What is needed -> In the passage on non-squamous cervical cancer below, why does the text say squamous and non-squamous cell carcinomas must be analyzed separately? Answer in one to three sentences.

The median follow-up period was 31 months (range 9–90 months). The median progression-free survival period was 26 months (95 % Cl, 13.5–38.5 months), and the median overall survival period was 35 months (95 % Cl, 20.9–49.1 months) (Fig. 1). The 5 patients in whom surgery was not complete died of their primary disease within 35 months. Their median PFS and OS were 8 months (3–12 months) and 21 months (10–35 months), respectively.

Fig. 1
figure 1

Kaplan–Meier curves for progression-free survival (a) and overall survival (b). The median PFS for all patients was 26 months (95 % CI, 13.5–38.5 months), and the median OS was 35 months (95 % CI, 20.9–49.1 months)

Discussion

The incidence of non-squamous cell carcinoma of the uterine cervix has been steadily rising in Japan, currently accounting for approximately 10–15 % of all cervical cancer cases. Lymph node metastasis is more frequent with this disease, compared with invasive squamous cell carcinoma [11], and its sensitivity to radiotherapy and chemotherapy is considered to be lower [12]. Thus, squamous and non-squamous cell carcinomas must be analyzed separately. It is advisable and desirable to try new therapeutic strategies in non-squamous cell carcinoma, but the number of published studies involving this type of cervical cancer is small, with the number of cases analyzed in these reports also small. Thus, no high-level evidence regarding treatment has been obtained for this type of cervical carcinoma.

The response rates of adenocarcinoma are reportedly 20 % to cisplatin [13], 15 % to ifosfamide [14], 14 % to 5-fluorouracil [15], and 12 % to oral etoposide [16]; these response rates are lower than those of squamous cell carcinoma. According to Curtin et al. [17], however, the response rate of adenocarcinoma to paclitaxel is as high as 31 %, even when the agent is used independently. Docetaxel has also been attracting interest as an agent of NAC. Nagao et al. evaluated the efficacy of combined chemotherapy using a DC regimen (docetaxel 60 mg/m2 and carboplatin at AUC 6 on day 1, repeating the combination every 21 days) in 17 patients with advanced or recurrent cervical cancer, including 6 with adenocarcinoma and 1 with adenosquamous carcinoma. A partial response was obtained in 6 of the 7 cases with adenocarcinoma (including the case of adenosquamous carcinoma); the response rate was 86 % [18]. Considering these findings, we conducted a pilot study involving standard regimens of TC and DC, conventionally used for the treatment of ovarian cancer.

Raw data ->

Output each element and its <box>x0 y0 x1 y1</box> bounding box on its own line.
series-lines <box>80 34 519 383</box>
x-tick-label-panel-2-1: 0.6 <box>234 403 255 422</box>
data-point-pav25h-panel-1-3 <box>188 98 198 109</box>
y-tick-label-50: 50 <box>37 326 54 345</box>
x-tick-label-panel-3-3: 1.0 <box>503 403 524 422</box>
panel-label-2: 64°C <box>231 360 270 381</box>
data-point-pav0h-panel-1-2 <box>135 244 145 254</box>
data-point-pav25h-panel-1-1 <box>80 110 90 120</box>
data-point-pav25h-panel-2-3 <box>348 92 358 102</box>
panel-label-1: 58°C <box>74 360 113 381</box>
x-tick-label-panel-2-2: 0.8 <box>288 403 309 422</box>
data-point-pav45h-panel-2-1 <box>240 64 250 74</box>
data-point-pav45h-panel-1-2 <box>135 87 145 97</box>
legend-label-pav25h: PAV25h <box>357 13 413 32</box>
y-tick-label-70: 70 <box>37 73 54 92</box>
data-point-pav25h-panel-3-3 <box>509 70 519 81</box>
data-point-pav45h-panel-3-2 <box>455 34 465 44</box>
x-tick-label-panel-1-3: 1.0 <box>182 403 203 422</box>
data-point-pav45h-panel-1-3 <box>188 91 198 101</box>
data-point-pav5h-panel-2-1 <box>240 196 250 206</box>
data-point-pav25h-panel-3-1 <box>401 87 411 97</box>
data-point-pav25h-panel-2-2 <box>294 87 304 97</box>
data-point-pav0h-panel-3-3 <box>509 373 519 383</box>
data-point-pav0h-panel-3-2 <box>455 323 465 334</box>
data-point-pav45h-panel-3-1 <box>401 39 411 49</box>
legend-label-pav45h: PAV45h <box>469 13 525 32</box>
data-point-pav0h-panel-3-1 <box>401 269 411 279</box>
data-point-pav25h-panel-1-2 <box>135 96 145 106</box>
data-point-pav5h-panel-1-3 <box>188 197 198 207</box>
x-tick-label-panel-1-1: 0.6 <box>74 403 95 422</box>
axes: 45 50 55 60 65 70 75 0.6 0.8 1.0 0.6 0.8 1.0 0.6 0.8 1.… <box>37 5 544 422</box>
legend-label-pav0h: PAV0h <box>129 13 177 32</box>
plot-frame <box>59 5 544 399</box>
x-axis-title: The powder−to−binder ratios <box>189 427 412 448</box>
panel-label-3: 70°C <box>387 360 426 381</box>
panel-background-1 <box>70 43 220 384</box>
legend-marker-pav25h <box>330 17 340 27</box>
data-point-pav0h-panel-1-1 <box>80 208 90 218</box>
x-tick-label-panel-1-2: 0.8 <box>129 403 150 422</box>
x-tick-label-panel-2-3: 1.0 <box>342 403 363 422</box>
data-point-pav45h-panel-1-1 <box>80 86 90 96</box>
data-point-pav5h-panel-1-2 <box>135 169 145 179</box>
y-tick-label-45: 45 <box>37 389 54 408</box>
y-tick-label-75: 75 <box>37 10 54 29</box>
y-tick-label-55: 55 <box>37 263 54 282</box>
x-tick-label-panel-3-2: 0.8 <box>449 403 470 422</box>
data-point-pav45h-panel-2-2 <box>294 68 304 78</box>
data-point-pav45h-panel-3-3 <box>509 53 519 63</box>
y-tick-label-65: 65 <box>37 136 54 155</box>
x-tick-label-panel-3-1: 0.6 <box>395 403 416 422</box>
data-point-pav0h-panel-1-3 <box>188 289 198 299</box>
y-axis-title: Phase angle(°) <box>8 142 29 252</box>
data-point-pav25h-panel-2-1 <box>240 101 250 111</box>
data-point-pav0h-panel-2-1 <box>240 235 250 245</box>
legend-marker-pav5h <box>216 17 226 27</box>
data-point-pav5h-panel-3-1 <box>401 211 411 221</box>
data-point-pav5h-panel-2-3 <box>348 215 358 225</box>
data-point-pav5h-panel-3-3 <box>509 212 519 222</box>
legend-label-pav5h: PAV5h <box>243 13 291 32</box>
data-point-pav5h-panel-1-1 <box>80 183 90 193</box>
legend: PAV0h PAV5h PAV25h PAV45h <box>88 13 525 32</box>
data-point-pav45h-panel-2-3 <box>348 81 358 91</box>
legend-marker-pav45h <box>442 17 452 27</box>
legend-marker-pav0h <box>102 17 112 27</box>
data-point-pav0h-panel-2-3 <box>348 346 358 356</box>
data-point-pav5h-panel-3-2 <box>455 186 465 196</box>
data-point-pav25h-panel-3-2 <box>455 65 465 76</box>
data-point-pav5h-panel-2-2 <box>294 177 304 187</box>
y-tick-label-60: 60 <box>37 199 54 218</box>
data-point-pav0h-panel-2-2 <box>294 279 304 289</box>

Expected answer -> Non-squamous cell carcinoma of the uterine cervix shows lymph node metastasis more often than invasive squamous cell carcinoma. Its sensitivity to radiotherapy and chemotherapy is also considered to be lower.